Check the listing below for lines that hold "Total". How many are there? Please give only the number.

• SUPPLIED RECORDS:
_ _ _

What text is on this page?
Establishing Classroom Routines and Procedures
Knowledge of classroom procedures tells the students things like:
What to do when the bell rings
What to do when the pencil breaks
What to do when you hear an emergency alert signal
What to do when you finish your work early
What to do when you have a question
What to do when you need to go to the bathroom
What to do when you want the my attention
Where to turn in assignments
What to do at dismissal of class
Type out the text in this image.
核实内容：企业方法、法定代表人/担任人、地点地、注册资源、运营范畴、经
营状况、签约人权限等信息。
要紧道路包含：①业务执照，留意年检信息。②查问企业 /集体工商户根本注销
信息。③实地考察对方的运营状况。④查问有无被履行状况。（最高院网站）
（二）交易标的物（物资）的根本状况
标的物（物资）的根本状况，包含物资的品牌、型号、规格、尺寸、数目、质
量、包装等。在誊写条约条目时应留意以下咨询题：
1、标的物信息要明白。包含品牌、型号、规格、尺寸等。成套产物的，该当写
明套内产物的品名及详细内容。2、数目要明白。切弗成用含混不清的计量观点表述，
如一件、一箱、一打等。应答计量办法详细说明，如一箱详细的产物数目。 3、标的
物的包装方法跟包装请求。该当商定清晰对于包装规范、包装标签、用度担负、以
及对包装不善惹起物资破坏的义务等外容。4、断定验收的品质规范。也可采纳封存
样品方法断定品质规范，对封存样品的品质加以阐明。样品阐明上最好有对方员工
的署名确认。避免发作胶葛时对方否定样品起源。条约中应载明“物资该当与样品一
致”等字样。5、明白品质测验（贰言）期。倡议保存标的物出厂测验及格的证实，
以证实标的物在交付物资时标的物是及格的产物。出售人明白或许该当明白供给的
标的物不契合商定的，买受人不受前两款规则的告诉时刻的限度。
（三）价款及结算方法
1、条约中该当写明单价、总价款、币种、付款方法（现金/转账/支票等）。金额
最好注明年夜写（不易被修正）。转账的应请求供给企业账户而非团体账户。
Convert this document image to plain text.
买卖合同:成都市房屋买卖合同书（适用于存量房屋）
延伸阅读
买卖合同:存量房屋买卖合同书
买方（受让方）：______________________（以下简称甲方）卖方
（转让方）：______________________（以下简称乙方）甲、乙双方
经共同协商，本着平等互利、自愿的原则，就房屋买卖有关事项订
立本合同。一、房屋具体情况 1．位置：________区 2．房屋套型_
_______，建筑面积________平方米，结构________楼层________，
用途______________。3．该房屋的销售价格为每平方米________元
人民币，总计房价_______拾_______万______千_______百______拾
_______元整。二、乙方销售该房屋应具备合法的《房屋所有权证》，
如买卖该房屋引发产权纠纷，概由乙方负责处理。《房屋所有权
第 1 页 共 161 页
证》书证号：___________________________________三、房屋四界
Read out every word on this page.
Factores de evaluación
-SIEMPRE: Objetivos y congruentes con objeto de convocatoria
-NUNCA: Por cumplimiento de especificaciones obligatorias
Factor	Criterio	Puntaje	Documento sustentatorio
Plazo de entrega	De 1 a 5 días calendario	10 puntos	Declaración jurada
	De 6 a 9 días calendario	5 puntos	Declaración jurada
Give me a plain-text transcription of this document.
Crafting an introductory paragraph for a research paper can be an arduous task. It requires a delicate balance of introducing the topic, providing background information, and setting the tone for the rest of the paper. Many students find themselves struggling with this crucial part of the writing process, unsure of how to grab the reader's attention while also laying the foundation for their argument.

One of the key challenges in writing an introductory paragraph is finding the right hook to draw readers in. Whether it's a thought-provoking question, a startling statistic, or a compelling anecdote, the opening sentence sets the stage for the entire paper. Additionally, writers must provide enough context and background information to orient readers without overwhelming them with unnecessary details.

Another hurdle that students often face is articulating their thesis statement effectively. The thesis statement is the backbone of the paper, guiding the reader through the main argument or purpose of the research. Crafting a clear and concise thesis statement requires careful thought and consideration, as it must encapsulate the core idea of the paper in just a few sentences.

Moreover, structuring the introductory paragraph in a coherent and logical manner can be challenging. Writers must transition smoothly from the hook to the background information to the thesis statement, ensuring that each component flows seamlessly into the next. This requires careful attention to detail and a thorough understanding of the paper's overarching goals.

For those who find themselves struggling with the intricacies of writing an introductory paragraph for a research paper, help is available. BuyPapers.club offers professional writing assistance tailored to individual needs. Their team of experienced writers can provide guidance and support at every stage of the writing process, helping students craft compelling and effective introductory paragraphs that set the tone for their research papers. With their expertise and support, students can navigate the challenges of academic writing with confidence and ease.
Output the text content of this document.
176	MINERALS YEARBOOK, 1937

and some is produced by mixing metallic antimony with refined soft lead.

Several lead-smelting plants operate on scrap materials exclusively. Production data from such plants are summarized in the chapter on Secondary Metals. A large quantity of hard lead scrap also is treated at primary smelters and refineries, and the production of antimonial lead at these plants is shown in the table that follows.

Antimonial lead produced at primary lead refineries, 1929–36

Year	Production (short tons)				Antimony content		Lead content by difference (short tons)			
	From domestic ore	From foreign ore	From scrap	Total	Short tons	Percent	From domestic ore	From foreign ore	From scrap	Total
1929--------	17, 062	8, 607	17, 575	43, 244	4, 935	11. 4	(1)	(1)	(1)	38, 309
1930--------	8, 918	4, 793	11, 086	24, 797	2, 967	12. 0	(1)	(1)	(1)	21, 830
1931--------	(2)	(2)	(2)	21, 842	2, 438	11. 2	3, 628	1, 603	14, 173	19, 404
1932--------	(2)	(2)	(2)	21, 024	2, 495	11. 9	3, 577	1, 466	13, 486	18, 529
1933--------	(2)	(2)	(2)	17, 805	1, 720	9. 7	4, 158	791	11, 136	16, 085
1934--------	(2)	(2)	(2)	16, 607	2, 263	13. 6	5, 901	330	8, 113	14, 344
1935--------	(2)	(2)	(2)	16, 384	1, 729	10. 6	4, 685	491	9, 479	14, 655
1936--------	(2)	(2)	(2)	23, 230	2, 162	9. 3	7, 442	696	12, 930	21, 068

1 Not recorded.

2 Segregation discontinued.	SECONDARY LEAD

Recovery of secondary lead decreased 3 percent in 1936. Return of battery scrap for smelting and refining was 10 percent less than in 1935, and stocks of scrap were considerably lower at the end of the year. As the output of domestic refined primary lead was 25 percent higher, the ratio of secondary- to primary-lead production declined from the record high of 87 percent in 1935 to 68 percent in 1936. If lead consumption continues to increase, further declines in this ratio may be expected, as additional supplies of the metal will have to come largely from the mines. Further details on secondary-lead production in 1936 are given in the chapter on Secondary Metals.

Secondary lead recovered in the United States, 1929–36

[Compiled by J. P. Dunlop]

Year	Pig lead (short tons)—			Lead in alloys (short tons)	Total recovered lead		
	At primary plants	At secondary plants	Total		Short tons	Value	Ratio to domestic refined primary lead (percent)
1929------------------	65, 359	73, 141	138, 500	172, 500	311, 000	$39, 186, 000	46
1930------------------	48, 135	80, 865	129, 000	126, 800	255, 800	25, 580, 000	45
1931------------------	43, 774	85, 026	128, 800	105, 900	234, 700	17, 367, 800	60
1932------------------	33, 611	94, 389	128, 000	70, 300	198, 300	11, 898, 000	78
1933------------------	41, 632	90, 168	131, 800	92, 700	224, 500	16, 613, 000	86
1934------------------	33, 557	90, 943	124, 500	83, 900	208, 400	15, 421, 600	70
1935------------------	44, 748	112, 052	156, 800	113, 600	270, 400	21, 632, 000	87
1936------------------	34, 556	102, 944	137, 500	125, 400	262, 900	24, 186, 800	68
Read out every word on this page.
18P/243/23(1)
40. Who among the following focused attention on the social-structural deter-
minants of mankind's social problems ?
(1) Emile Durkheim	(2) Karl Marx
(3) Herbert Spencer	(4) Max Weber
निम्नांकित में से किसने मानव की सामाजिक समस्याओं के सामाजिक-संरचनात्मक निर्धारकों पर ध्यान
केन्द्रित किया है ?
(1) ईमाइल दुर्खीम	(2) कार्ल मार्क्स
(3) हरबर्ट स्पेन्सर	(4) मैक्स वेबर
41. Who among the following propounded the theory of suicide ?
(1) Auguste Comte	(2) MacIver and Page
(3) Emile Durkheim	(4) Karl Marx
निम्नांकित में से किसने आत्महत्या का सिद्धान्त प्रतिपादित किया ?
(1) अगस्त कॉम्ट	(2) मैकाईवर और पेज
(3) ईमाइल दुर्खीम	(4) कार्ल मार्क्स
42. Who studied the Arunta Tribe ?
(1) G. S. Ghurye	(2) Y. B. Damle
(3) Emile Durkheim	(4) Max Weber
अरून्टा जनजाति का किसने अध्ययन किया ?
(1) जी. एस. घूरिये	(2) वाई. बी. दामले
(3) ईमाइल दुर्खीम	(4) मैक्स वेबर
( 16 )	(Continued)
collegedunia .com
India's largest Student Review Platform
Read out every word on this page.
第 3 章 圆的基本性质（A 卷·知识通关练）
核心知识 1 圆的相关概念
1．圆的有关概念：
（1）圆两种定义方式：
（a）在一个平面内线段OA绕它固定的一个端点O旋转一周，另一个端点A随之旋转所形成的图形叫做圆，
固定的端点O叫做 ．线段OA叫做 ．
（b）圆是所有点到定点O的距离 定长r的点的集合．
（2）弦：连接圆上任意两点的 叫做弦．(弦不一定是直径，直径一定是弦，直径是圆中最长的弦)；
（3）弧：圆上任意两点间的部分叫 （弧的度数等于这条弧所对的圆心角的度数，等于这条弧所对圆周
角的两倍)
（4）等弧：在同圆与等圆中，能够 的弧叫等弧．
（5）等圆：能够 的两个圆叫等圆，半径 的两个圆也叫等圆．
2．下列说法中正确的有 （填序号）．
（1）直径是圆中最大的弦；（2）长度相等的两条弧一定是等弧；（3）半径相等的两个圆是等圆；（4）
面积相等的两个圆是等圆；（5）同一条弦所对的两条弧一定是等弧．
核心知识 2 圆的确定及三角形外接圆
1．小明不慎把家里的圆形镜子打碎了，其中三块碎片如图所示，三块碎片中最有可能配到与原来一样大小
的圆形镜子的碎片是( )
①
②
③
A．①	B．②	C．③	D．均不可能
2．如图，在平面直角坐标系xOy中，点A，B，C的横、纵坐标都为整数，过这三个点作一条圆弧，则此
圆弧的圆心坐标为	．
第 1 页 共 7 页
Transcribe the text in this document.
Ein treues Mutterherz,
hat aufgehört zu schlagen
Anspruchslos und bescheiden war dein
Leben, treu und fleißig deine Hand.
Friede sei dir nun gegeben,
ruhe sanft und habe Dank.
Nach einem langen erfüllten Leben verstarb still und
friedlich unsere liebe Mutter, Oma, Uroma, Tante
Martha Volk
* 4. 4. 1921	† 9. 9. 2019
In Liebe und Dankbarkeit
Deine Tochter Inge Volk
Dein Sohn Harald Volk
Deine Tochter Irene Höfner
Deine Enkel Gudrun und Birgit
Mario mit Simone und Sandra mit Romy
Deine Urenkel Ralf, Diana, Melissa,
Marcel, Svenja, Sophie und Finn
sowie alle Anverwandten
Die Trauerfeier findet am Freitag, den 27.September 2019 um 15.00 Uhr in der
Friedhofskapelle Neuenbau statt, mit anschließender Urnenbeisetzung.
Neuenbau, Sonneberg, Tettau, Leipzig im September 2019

_ _ _

• ANSWER TO THE PROBLEM: 3